=== INSTRUCTIONS TO FOLLOW ===
Comb the records below for the string "SRMTID" and copy each line where it turns up.

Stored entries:

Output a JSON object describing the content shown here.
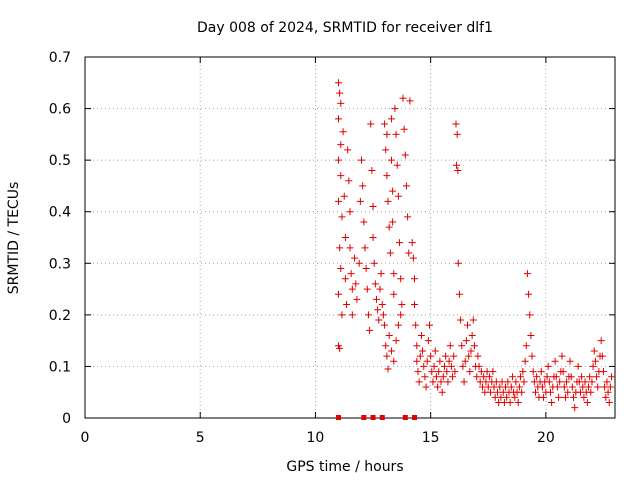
{
  "chart_data": {
    "type": "scatter",
    "title": "Day 008 of 2024, SRMTID for receiver dlf1",
    "xlabel": "GPS time / hours",
    "ylabel": "SRMTID / TECUs",
    "xlim": [
      0,
      23
    ],
    "ylim": [
      0,
      0.7
    ],
    "xticks": [
      0,
      5,
      10,
      15,
      20
    ],
    "xtick_labels": [
      "0",
      "5",
      "10",
      "15",
      "20"
    ],
    "yticks": [
      0,
      0.1,
      0.2,
      0.3,
      0.4,
      0.5,
      0.6,
      0.7
    ],
    "ytick_labels": [
      "0",
      "0.1",
      "0.2",
      "0.3",
      "0.4",
      "0.5",
      "0.6",
      "0.7"
    ],
    "grid": true,
    "marker": "+",
    "color": "#e00000",
    "series": [
      {
        "name": "SRMTID",
        "points": [
          [
            11.0,
            0.65
          ],
          [
            11.05,
            0.63
          ],
          [
            11.1,
            0.61
          ],
          [
            11.0,
            0.58
          ],
          [
            11.1,
            0.53
          ],
          [
            11.0,
            0.5
          ],
          [
            11.1,
            0.47
          ],
          [
            11.0,
            0.42
          ],
          [
            11.15,
            0.39
          ],
          [
            11.05,
            0.33
          ],
          [
            11.1,
            0.29
          ],
          [
            11.0,
            0.24
          ],
          [
            11.15,
            0.2
          ],
          [
            11.0,
            0.14
          ],
          [
            11.05,
            0.135
          ],
          [
            11.2,
            0.555
          ],
          [
            11.25,
            0.43
          ],
          [
            11.3,
            0.35
          ],
          [
            11.3,
            0.27
          ],
          [
            11.35,
            0.22
          ],
          [
            11.4,
            0.52
          ],
          [
            11.45,
            0.46
          ],
          [
            11.5,
            0.4
          ],
          [
            11.5,
            0.33
          ],
          [
            11.55,
            0.28
          ],
          [
            11.6,
            0.25
          ],
          [
            11.6,
            0.2
          ],
          [
            11.7,
            0.31
          ],
          [
            11.75,
            0.26
          ],
          [
            11.8,
            0.23
          ],
          [
            11.9,
            0.3
          ],
          [
            11.95,
            0.42
          ],
          [
            12.0,
            0.5
          ],
          [
            12.05,
            0.45
          ],
          [
            12.1,
            0.38
          ],
          [
            12.15,
            0.33
          ],
          [
            12.2,
            0.29
          ],
          [
            12.25,
            0.25
          ],
          [
            12.3,
            0.2
          ],
          [
            12.35,
            0.17
          ],
          [
            12.4,
            0.57
          ],
          [
            12.45,
            0.48
          ],
          [
            12.5,
            0.41
          ],
          [
            12.5,
            0.35
          ],
          [
            12.55,
            0.3
          ],
          [
            12.6,
            0.26
          ],
          [
            12.65,
            0.23
          ],
          [
            12.7,
            0.21
          ],
          [
            12.75,
            0.19
          ],
          [
            12.8,
            0.25
          ],
          [
            12.85,
            0.28
          ],
          [
            12.9,
            0.22
          ],
          [
            12.95,
            0.2
          ],
          [
            13.0,
            0.57
          ],
          [
            13.05,
            0.52
          ],
          [
            13.1,
            0.47
          ],
          [
            13.15,
            0.42
          ],
          [
            13.2,
            0.37
          ],
          [
            13.1,
            0.55
          ],
          [
            13.25,
            0.32
          ],
          [
            13.3,
            0.58
          ],
          [
            13.3,
            0.5
          ],
          [
            13.35,
            0.44
          ],
          [
            13.35,
            0.38
          ],
          [
            13.4,
            0.28
          ],
          [
            13.4,
            0.24
          ],
          [
            13.45,
            0.6
          ],
          [
            13.5,
            0.55
          ],
          [
            13.55,
            0.49
          ],
          [
            13.6,
            0.43
          ],
          [
            13.65,
            0.34
          ],
          [
            13.7,
            0.27
          ],
          [
            13.75,
            0.22
          ],
          [
            13.8,
            0.62
          ],
          [
            13.85,
            0.56
          ],
          [
            13.9,
            0.51
          ],
          [
            13.95,
            0.45
          ],
          [
            14.0,
            0.39
          ],
          [
            14.05,
            0.32
          ],
          [
            14.1,
            0.615
          ],
          [
            13.0,
            0.18
          ],
          [
            13.05,
            0.14
          ],
          [
            13.1,
            0.12
          ],
          [
            13.15,
            0.095
          ],
          [
            13.2,
            0.16
          ],
          [
            13.3,
            0.13
          ],
          [
            13.4,
            0.11
          ],
          [
            13.5,
            0.15
          ],
          [
            13.6,
            0.18
          ],
          [
            13.7,
            0.2
          ],
          [
            14.2,
            0.34
          ],
          [
            14.25,
            0.31
          ],
          [
            14.3,
            0.27
          ],
          [
            14.3,
            0.22
          ],
          [
            14.35,
            0.18
          ],
          [
            14.4,
            0.14
          ],
          [
            14.4,
            0.11
          ],
          [
            14.45,
            0.09
          ],
          [
            14.5,
            0.07
          ],
          [
            14.55,
            0.12
          ],
          [
            14.6,
            0.16
          ],
          [
            14.65,
            0.13
          ],
          [
            14.7,
            0.1
          ],
          [
            14.75,
            0.08
          ],
          [
            14.8,
            0.06
          ],
          [
            14.85,
            0.11
          ],
          [
            14.9,
            0.15
          ],
          [
            14.95,
            0.18
          ],
          [
            15.0,
            0.12
          ],
          [
            15.05,
            0.09
          ],
          [
            15.1,
            0.07
          ],
          [
            15.15,
            0.1
          ],
          [
            15.2,
            0.13
          ],
          [
            15.25,
            0.08
          ],
          [
            15.3,
            0.06
          ],
          [
            15.35,
            0.09
          ],
          [
            15.4,
            0.11
          ],
          [
            15.45,
            0.07
          ],
          [
            15.5,
            0.05
          ],
          [
            15.55,
            0.08
          ],
          [
            15.6,
            0.1
          ],
          [
            15.65,
            0.12
          ],
          [
            15.7,
            0.09
          ],
          [
            15.75,
            0.07
          ],
          [
            15.8,
            0.11
          ],
          [
            15.85,
            0.14
          ],
          [
            15.9,
            0.1
          ],
          [
            15.95,
            0.08
          ],
          [
            16.0,
            0.12
          ],
          [
            16.05,
            0.09
          ],
          [
            16.1,
            0.57
          ],
          [
            16.15,
            0.55
          ],
          [
            16.12,
            0.49
          ],
          [
            16.18,
            0.48
          ],
          [
            16.2,
            0.3
          ],
          [
            16.25,
            0.24
          ],
          [
            16.3,
            0.19
          ],
          [
            16.35,
            0.14
          ],
          [
            16.4,
            0.1
          ],
          [
            16.45,
            0.07
          ],
          [
            16.5,
            0.11
          ],
          [
            16.55,
            0.15
          ],
          [
            16.6,
            0.18
          ],
          [
            16.65,
            0.12
          ],
          [
            16.7,
            0.09
          ],
          [
            16.75,
            0.13
          ],
          [
            16.8,
            0.16
          ],
          [
            16.85,
            0.19
          ],
          [
            16.9,
            0.14
          ],
          [
            16.95,
            0.1
          ],
          [
            17.0,
            0.08
          ],
          [
            17.05,
            0.12
          ],
          [
            17.1,
            0.1
          ],
          [
            17.15,
            0.07
          ],
          [
            17.2,
            0.09
          ],
          [
            17.25,
            0.06
          ],
          [
            17.3,
            0.08
          ],
          [
            17.35,
            0.05
          ],
          [
            17.4,
            0.07
          ],
          [
            17.45,
            0.09
          ],
          [
            17.5,
            0.06
          ],
          [
            17.55,
            0.08
          ],
          [
            17.6,
            0.05
          ],
          [
            17.65,
            0.07
          ],
          [
            17.7,
            0.09
          ],
          [
            17.75,
            0.06
          ],
          [
            17.8,
            0.04
          ],
          [
            17.85,
            0.07
          ],
          [
            17.9,
            0.05
          ],
          [
            17.95,
            0.03
          ],
          [
            18.0,
            0.06
          ],
          [
            18.05,
            0.04
          ],
          [
            18.1,
            0.07
          ],
          [
            18.15,
            0.05
          ],
          [
            18.2,
            0.03
          ],
          [
            18.25,
            0.06
          ],
          [
            18.3,
            0.04
          ],
          [
            18.35,
            0.07
          ],
          [
            18.4,
            0.05
          ],
          [
            18.45,
            0.03
          ],
          [
            18.5,
            0.06
          ],
          [
            18.55,
            0.08
          ],
          [
            18.6,
            0.05
          ],
          [
            18.65,
            0.04
          ],
          [
            18.7,
            0.07
          ],
          [
            18.75,
            0.05
          ],
          [
            18.8,
            0.03
          ],
          [
            18.85,
            0.06
          ],
          [
            18.9,
            0.08
          ],
          [
            18.95,
            0.05
          ],
          [
            19.0,
            0.09
          ],
          [
            19.05,
            0.07
          ],
          [
            19.1,
            0.11
          ],
          [
            19.15,
            0.14
          ],
          [
            19.2,
            0.28
          ],
          [
            19.25,
            0.24
          ],
          [
            19.3,
            0.2
          ],
          [
            19.35,
            0.16
          ],
          [
            19.4,
            0.12
          ],
          [
            19.45,
            0.09
          ],
          [
            19.5,
            0.07
          ],
          [
            19.55,
            0.05
          ],
          [
            19.6,
            0.08
          ],
          [
            19.65,
            0.06
          ],
          [
            19.7,
            0.04
          ],
          [
            19.75,
            0.07
          ],
          [
            19.8,
            0.09
          ],
          [
            19.85,
            0.06
          ],
          [
            19.9,
            0.04
          ],
          [
            19.95,
            0.07
          ],
          [
            20.0,
            0.05
          ],
          [
            20.05,
            0.08
          ],
          [
            20.1,
            0.1
          ],
          [
            20.15,
            0.07
          ],
          [
            20.2,
            0.05
          ],
          [
            20.25,
            0.03
          ],
          [
            20.3,
            0.06
          ],
          [
            20.35,
            0.08
          ],
          [
            20.4,
            0.11
          ],
          [
            20.45,
            0.08
          ],
          [
            20.5,
            0.06
          ],
          [
            20.55,
            0.04
          ],
          [
            20.6,
            0.07
          ],
          [
            20.65,
            0.09
          ],
          [
            20.7,
            0.12
          ],
          [
            20.75,
            0.09
          ],
          [
            20.8,
            0.06
          ],
          [
            20.85,
            0.04
          ],
          [
            20.9,
            0.07
          ],
          [
            20.95,
            0.05
          ],
          [
            21.0,
            0.08
          ],
          [
            21.05,
            0.11
          ],
          [
            21.1,
            0.08
          ],
          [
            21.15,
            0.06
          ],
          [
            21.2,
            0.04
          ],
          [
            21.25,
            0.02
          ],
          [
            21.3,
            0.05
          ],
          [
            21.35,
            0.07
          ],
          [
            21.4,
            0.1
          ],
          [
            21.45,
            0.07
          ],
          [
            21.5,
            0.05
          ],
          [
            21.55,
            0.08
          ],
          [
            21.6,
            0.06
          ],
          [
            21.65,
            0.04
          ],
          [
            21.7,
            0.07
          ],
          [
            21.75,
            0.05
          ],
          [
            21.8,
            0.03
          ],
          [
            21.85,
            0.06
          ],
          [
            21.9,
            0.08
          ],
          [
            21.95,
            0.05
          ],
          [
            22.0,
            0.07
          ],
          [
            22.05,
            0.1
          ],
          [
            22.1,
            0.13
          ],
          [
            22.15,
            0.11
          ],
          [
            22.2,
            0.08
          ],
          [
            22.25,
            0.06
          ],
          [
            22.3,
            0.09
          ],
          [
            22.35,
            0.12
          ],
          [
            22.4,
            0.15
          ],
          [
            22.45,
            0.12
          ],
          [
            22.5,
            0.09
          ],
          [
            22.55,
            0.06
          ],
          [
            22.6,
            0.04
          ],
          [
            22.65,
            0.07
          ],
          [
            22.7,
            0.05
          ],
          [
            22.75,
            0.03
          ],
          [
            22.8,
            0.06
          ],
          [
            22.85,
            0.08
          ]
        ]
      }
    ],
    "baseline_markers_x": [
      11.0,
      12.1,
      12.5,
      12.9,
      13.9,
      14.3
    ]
  }
}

=== FINAL RESULT ===
    "title": "Day 008 of 2024, SRMTID for receiver dlf1",
    "ylabel": "SRMTID / TECUs",
        "name": "SRMTID",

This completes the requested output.